# AVAILABLE DATA:
○ ○ ○ ○ ○
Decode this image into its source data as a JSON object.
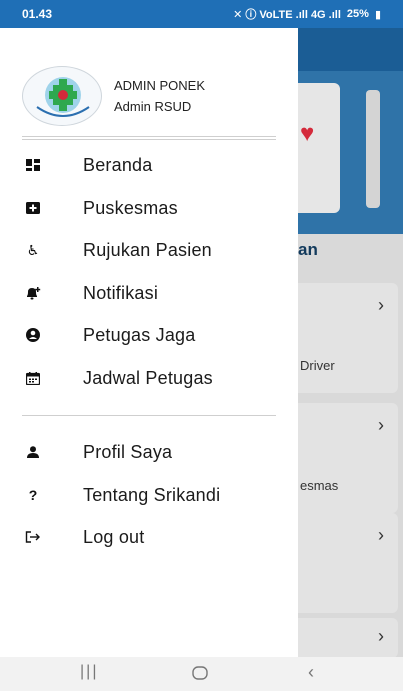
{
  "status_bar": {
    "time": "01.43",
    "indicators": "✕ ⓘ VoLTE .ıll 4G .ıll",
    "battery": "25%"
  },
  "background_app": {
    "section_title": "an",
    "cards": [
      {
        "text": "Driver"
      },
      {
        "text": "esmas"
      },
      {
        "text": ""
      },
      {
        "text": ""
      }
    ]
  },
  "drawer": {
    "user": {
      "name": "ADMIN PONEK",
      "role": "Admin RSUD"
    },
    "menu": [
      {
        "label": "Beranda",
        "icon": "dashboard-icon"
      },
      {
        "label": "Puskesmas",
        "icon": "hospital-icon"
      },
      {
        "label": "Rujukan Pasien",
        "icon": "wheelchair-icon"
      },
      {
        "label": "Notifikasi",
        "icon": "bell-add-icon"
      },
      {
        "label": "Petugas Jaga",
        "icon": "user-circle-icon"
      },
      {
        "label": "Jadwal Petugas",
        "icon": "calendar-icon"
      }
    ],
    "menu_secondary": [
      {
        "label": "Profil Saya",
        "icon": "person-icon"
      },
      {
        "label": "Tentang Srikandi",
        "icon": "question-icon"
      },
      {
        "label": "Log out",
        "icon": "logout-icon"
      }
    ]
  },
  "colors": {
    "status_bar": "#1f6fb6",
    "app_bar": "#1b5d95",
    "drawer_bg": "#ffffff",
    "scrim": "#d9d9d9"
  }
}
○ ○ ○ ○ ○
Without the pictures, write out all of the material exactly.

Decode this image into its source data as a JSON object.
{
  "status_bar": {
    "time": "01.43",
    "indicators": "✕ ⓘ VoLTE .ıll 4G .ıll",
    "battery": "25%"
  },
  "background_app": {
    "section_title": "an",
    "cards": [
      {
        "text": "Driver"
      },
      {
        "text": "esmas"
      },
      {
        "text": ""
      },
      {
        "text": ""
      }
    ]
  },
  "drawer": {
    "user": {
      "name": "ADMIN PONEK",
      "role": "Admin RSUD"
    },
    "menu": [
      {
        "label": "Beranda",
        "icon": "dashboard-icon"
      },
      {
        "label": "Puskesmas",
        "icon": "hospital-icon"
      },
      {
        "label": "Rujukan Pasien",
        "icon": "wheelchair-icon"
      },
      {
        "label": "Notifikasi",
        "icon": "bell-add-icon"
      },
      {
        "label": "Petugas Jaga",
        "icon": "user-circle-icon"
      },
      {
        "label": "Jadwal Petugas",
        "icon": "calendar-icon"
      }
    ],
    "menu_secondary": [
      {
        "label": "Profil Saya",
        "icon": "person-icon"
      },
      {
        "label": "Tentang Srikandi",
        "icon": "question-icon"
      },
      {
        "label": "Log out",
        "icon": "logout-icon"
      }
    ]
  },
  "colors": {
    "status_bar": "#1f6fb6",
    "app_bar": "#1b5d95",
    "drawer_bg": "#ffffff",
    "scrim": "#d9d9d9"
  }
}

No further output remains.